## Task goal
Go through the material under this sentence. Return every line holding "Senior".

## Dataset extract
===
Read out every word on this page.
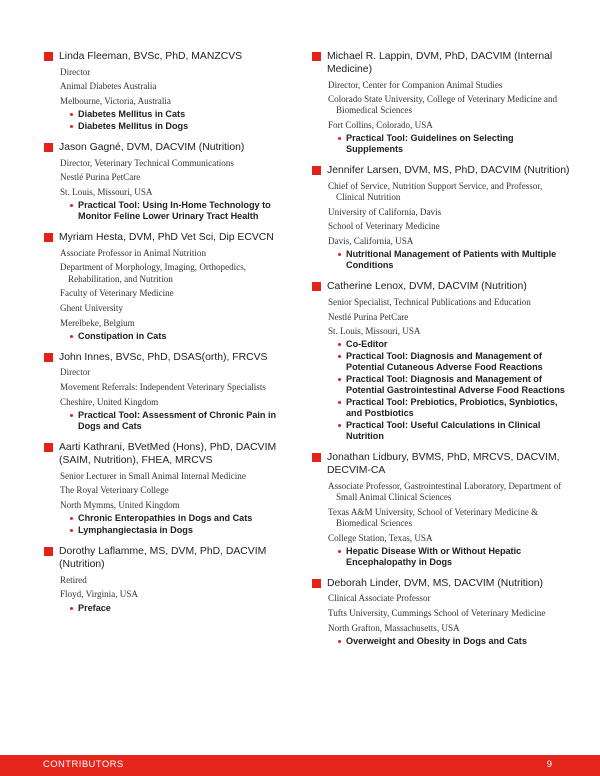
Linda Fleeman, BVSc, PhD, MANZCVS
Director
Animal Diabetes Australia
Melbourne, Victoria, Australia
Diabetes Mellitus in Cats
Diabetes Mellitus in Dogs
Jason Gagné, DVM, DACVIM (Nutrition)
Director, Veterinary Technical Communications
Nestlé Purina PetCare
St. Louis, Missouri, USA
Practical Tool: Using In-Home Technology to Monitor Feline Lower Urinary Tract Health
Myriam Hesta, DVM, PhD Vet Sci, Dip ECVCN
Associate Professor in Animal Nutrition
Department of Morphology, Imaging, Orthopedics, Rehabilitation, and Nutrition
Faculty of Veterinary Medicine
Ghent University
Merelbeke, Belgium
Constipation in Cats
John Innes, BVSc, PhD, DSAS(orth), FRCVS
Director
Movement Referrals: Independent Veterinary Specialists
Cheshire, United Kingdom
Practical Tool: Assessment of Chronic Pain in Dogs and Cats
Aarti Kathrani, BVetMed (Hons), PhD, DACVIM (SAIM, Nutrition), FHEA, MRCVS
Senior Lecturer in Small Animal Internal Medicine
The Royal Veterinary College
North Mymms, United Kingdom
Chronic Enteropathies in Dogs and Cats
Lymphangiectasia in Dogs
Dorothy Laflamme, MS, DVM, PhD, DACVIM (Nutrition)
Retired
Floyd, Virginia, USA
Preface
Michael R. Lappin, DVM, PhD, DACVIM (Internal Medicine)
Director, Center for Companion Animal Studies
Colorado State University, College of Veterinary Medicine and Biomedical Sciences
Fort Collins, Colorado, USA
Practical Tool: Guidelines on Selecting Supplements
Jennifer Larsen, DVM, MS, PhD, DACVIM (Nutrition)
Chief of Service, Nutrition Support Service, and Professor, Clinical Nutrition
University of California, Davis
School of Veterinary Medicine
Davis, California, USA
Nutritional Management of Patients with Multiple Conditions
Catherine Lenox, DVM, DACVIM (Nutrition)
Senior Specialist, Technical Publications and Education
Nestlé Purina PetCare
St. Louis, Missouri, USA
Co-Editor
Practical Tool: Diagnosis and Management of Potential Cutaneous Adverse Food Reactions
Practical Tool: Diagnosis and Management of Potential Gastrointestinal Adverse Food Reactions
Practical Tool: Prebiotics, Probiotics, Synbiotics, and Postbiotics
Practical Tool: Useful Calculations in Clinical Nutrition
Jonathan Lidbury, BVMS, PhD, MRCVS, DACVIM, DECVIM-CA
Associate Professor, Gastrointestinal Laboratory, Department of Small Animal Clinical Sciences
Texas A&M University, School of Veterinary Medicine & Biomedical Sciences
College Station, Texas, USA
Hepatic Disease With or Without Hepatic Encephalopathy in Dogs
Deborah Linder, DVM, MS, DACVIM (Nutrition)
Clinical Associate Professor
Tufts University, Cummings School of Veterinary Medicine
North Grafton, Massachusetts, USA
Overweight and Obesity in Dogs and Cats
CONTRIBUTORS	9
===
## Task response
Senior Lecturer in Small Animal Internal Medicine
Senior Specialist, Technical Publications and Education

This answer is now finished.